━━━━━ MATERIAL FOR THE TASK

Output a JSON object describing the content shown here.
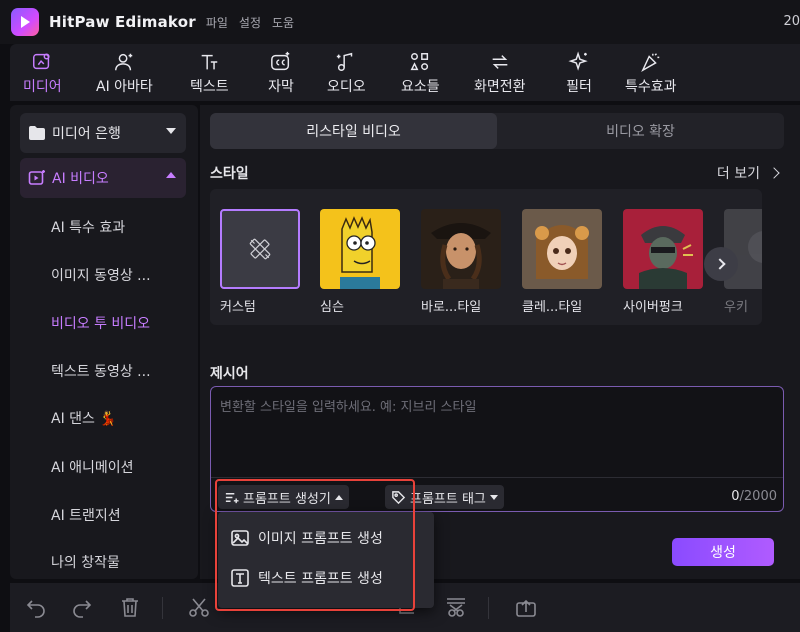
{
  "app": {
    "title": "HitPaw Edimakor",
    "menu": [
      "파일",
      "설정",
      "도움"
    ],
    "right_text": "20"
  },
  "toolbar": {
    "items": [
      {
        "label": "미디어",
        "icon": "media-icon",
        "active": true
      },
      {
        "label": "AI 아바타",
        "icon": "avatar-icon"
      },
      {
        "label": "텍스트",
        "icon": "text-icon"
      },
      {
        "label": "자막",
        "icon": "caption-icon"
      },
      {
        "label": "오디오",
        "icon": "audio-icon"
      },
      {
        "label": "요소들",
        "icon": "elements-icon"
      },
      {
        "label": "화면전환",
        "icon": "transition-icon"
      },
      {
        "label": "필터",
        "icon": "filter-icon"
      },
      {
        "label": "특수효과",
        "icon": "effects-icon"
      }
    ]
  },
  "sidebar": {
    "bank": "미디어 은행",
    "ai_video": "AI 비디오",
    "items": [
      {
        "label": "AI 특수 효과"
      },
      {
        "label": "이미지 동영상 ..."
      },
      {
        "label": "비디오 투 비디오",
        "active": true
      },
      {
        "label": "텍스트 동영상 ..."
      },
      {
        "label": "AI 댄스 💃"
      },
      {
        "label": "AI 애니메이션"
      },
      {
        "label": "AI 트랜지션"
      },
      {
        "label": "나의 창작물"
      }
    ]
  },
  "main": {
    "tabs": [
      {
        "label": "리스타일 비디오",
        "active": true
      },
      {
        "label": "비디오 확장"
      }
    ],
    "style_section": {
      "title": "스타일",
      "more": "더 보기",
      "cards": [
        {
          "name": "커스텀",
          "selected": true
        },
        {
          "name": "심슨"
        },
        {
          "name": "바로...타일"
        },
        {
          "name": "클레...타일"
        },
        {
          "name": "사이버펑크"
        },
        {
          "name": "우키"
        }
      ]
    },
    "prompt_section": {
      "title": "제시어",
      "placeholder": "변환할 스타일을 입력하세요. 예: 지브리 스타일",
      "generator_label": "프롬프트 생성기",
      "tag_label": "프롬프트 태그",
      "counter_current": "0",
      "counter_max": "/2000"
    },
    "generate_label": "생성"
  },
  "dropdown": {
    "items": [
      {
        "label": "이미지 프롬프트  생성",
        "icon": "image-icon"
      },
      {
        "label": "텍스트 프롬프트 생성",
        "icon": "text-box-icon"
      }
    ]
  },
  "colors": {
    "accent": "#c77dff",
    "generate": "#9d52ff",
    "highlight": "#e8423a"
  }
}
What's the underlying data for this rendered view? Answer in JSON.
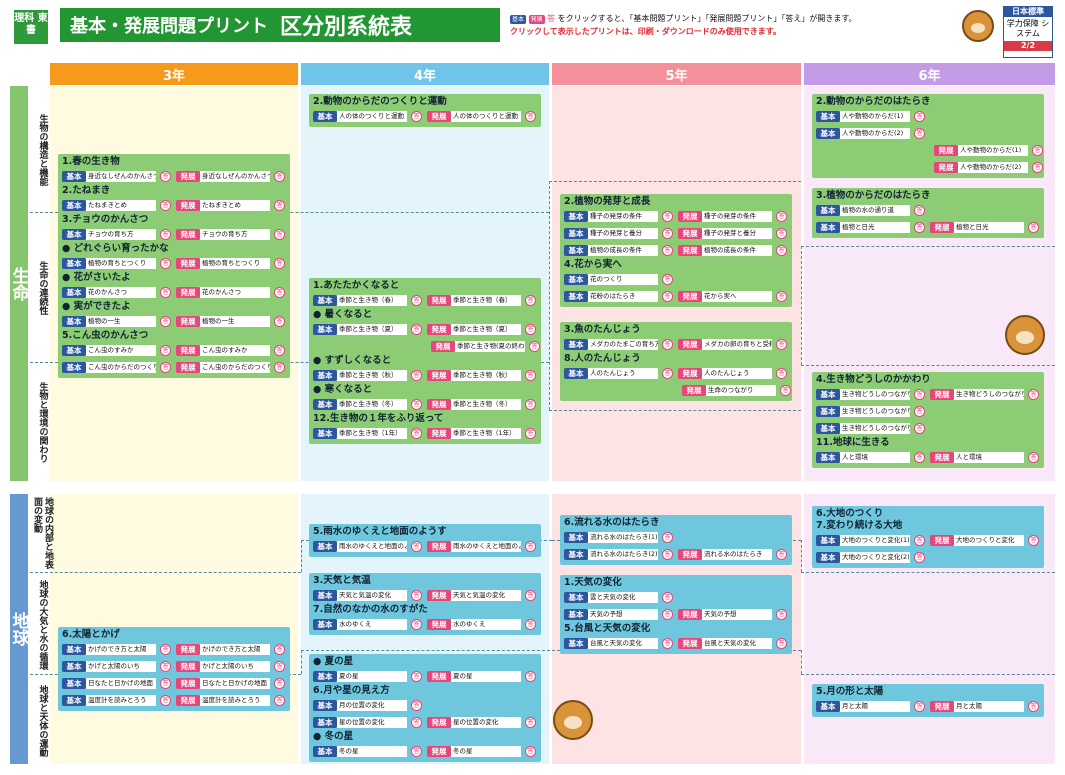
{
  "header": {
    "logo": "理科 東書",
    "title": "基本・発展問題プリント",
    "subtitle": "区分別系統表",
    "notice1_prefix": "基本",
    "notice1_mid": "発展",
    "notice1_ans": "答",
    "notice1_text": "をクリックすると、「基本問題プリント」「発展問題プリント」「答え」が開きます。",
    "notice2": "クリックして表示したプリントは、印刷・ダウンロードのみ使用できます。",
    "brand1": "日本標準",
    "brand2": "学力保障 システム",
    "brand3": "2/2"
  },
  "colors": {
    "g3": "#f59a1b",
    "g4": "#70c4ea",
    "g5": "#f3909a",
    "g6": "#c49be6",
    "life": "#85c56c",
    "earth": "#6699d0",
    "kihon": "#2d56a0",
    "hatten": "#e8457a"
  },
  "grades": [
    "3年",
    "4年",
    "5年",
    "6年"
  ],
  "categories": {
    "life": "生命",
    "earth": "地球"
  },
  "subcats": {
    "s1": "生物の構造と機能",
    "s2": "生命の連続性",
    "s3": "生物と環境の関わり",
    "s4": "地球の内部と地表面の変動",
    "s5": "地球の大気と水の循環",
    "s6": "地球と天体の運動"
  },
  "labels": {
    "kihon": "基本",
    "hatten": "発展",
    "ans": "答"
  },
  "boxes": {
    "g3a": {
      "lines": [
        {
          "sec": "1.春の生き物"
        },
        {
          "k": "身近なしぜんのかんさつ",
          "h": "身近なしぜんのかんさつ"
        },
        {
          "sec": "2.たねまき"
        },
        {
          "k": "たねまきとめ",
          "h": "たねまきとめ"
        },
        {
          "sec": "3.チョウのかんさつ"
        },
        {
          "k": "チョウの育ち方",
          "h": "チョウの育ち方"
        },
        {
          "sec": "● どれぐらい育ったかな"
        },
        {
          "k": "植物の育ちとつくり",
          "h": "植物の育ちとつくり"
        },
        {
          "sec": "● 花がさいたよ"
        },
        {
          "k": "花のかんさつ",
          "h": "花のかんさつ"
        },
        {
          "sec": "● 実ができたよ"
        },
        {
          "k": "植物の一生",
          "h": "植物の一生"
        },
        {
          "sec": "5.こん虫のかんさつ"
        },
        {
          "k": "こん虫のすみか",
          "h": "こん虫のすみか"
        },
        {
          "k": "こん虫のからだのつくり",
          "h": "こん虫のからだのつくり"
        }
      ]
    },
    "g4a": {
      "lines": [
        {
          "sec": "2.動物のからだのつくりと運動"
        },
        {
          "k": "人の体のつくりと運動",
          "h": "人の体のつくりと運動"
        }
      ]
    },
    "g4b": {
      "lines": [
        {
          "sec": "1.あたたかくなると"
        },
        {
          "k": "季節と生き物（春）",
          "h": "季節と生き物（春）"
        },
        {
          "sec": "● 暑くなると"
        },
        {
          "k": "季節と生き物（夏）",
          "h": "季節と生き物（夏）"
        },
        {
          "h": "季節と生き物(夏の終わり)"
        },
        {
          "sec": "● すずしくなると"
        },
        {
          "k": "季節と生き物（秋）",
          "h": "季節と生き物（秋）"
        },
        {
          "sec": "● 寒くなると"
        },
        {
          "k": "季節と生き物（冬）",
          "h": "季節と生き物（冬）"
        },
        {
          "sec": "12.生き物の１年をふり返って"
        },
        {
          "k": "季節と生き物（1年）",
          "h": "季節と生き物（1年）"
        }
      ]
    },
    "g5a": {
      "lines": [
        {
          "sec": "2.植物の発芽と成長"
        },
        {
          "k": "種子の発芽の条件",
          "h": "種子の発芽の条件"
        },
        {
          "k": "種子の発芽と養分",
          "h": "種子の発芽と養分"
        },
        {
          "k": "植物の成長の条件",
          "h": "植物の成長の条件"
        },
        {
          "sec": "4.花から実へ"
        },
        {
          "k": "花のつくり"
        },
        {
          "k": "花粉のはたらき",
          "h": "花から実へ"
        }
      ]
    },
    "g5b": {
      "lines": [
        {
          "sec": "3.魚のたんじょう"
        },
        {
          "k": "メダカのたまごの育ち方",
          "h": "メダカの卵の育ちと受精卵"
        },
        {
          "sec": "8.人のたんじょう"
        },
        {
          "k": "人のたんじょう",
          "h": "人のたんじょう"
        },
        {
          "h": "生命のつながり"
        }
      ]
    },
    "g6a": {
      "lines": [
        {
          "sec": "2.動物のからだのはたらき"
        },
        {
          "k": "人や動物のからだ(1)"
        },
        {
          "k": "人や動物のからだ(2)"
        },
        {
          "h": "人や動物のからだ(1)",
          "hr": true
        },
        {
          "h": "人や動物のからだ(2)",
          "hr": true
        }
      ]
    },
    "g6b": {
      "lines": [
        {
          "sec": "3.植物のからだのはたらき"
        },
        {
          "k": "植物の水の通り道"
        },
        {
          "k": "植物と日光",
          "h": "植物と日光"
        }
      ]
    },
    "g6c": {
      "lines": [
        {
          "sec": "4.生き物どうしのかかわり"
        },
        {
          "k": "生き物どうしのつながり(1)",
          "h": "生き物どうしのつながり"
        },
        {
          "k": "生き物どうしのつながり(2)"
        },
        {
          "k": "生き物どうしのつながり(3)"
        },
        {
          "sec": "11.地球に生きる"
        },
        {
          "k": "人と環境",
          "h": "人と環境"
        }
      ]
    },
    "g3b": {
      "lines": [
        {
          "sec": "6.太陽とかげ"
        },
        {
          "k": "かげのでき方と太陽",
          "h": "かげのでき方と太陽"
        },
        {
          "k": "かげと太陽のいち",
          "h": "かげと太陽のいち"
        },
        {
          "k": "日なたと日かげの地面",
          "h": "日なたと日かげの地面"
        },
        {
          "k": "温度計を読みとろう",
          "h": "温度計を読みとろう"
        }
      ]
    },
    "g4c": {
      "lines": [
        {
          "sec": "5.雨水のゆくえと地面のようす"
        },
        {
          "k": "雨水のゆくえと地面のようす",
          "h": "雨水のゆくえと地面のようす"
        }
      ]
    },
    "g4d": {
      "lines": [
        {
          "sec": "3.天気と気温"
        },
        {
          "k": "天気と気温の変化",
          "h": "天気と気温の変化"
        },
        {
          "sec": "7.自然のなかの水のすがた"
        },
        {
          "k": "水のゆくえ",
          "h": "水のゆくえ"
        }
      ]
    },
    "g4e": {
      "lines": [
        {
          "sec": "● 夏の星"
        },
        {
          "k": "夏の星",
          "h": "夏の星"
        },
        {
          "sec": "6.月や星の見え方"
        },
        {
          "k": "月の位置の変化"
        },
        {
          "k": "星の位置の変化",
          "h": "星の位置の変化"
        },
        {
          "sec": "● 冬の星"
        },
        {
          "k": "冬の星",
          "h": "冬の星"
        }
      ]
    },
    "g5c": {
      "lines": [
        {
          "sec": "6.流れる水のはたらき"
        },
        {
          "k": "流れる水のはたらき(1)"
        },
        {
          "k": "流れる水のはたらき(2)",
          "h": "流れる水のはたらき"
        }
      ]
    },
    "g5d": {
      "lines": [
        {
          "sec": "1.天気の変化"
        },
        {
          "k": "雲と天気の変化"
        },
        {
          "k": "天気の予想",
          "h": "天気の予想"
        },
        {
          "sec": "5.台風と天気の変化"
        },
        {
          "k": "台風と天気の変化",
          "h": "台風と天気の変化"
        }
      ]
    },
    "g6d": {
      "lines": [
        {
          "sec": "6.大地のつくり"
        },
        {
          "sec": "7.変わり続ける大地"
        },
        {
          "k": "大地のつくりと変化(1)",
          "h": "大地のつくりと変化"
        },
        {
          "k": "大地のつくりと変化(2)"
        }
      ]
    },
    "g6e": {
      "lines": [
        {
          "sec": "5.月の形と太陽"
        },
        {
          "k": "月と太陽",
          "h": "月と太陽"
        }
      ]
    }
  }
}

━━━━━━━━━━

STATED PROBLEM ▸ Return every line above in which the string "大地のつくりと変化" occurs.

TASK ANSWER ▸
          "k": "大地のつくりと変化(1)",
          "h": "大地のつくりと変化"
          "k": "大地のつくりと変化(2)"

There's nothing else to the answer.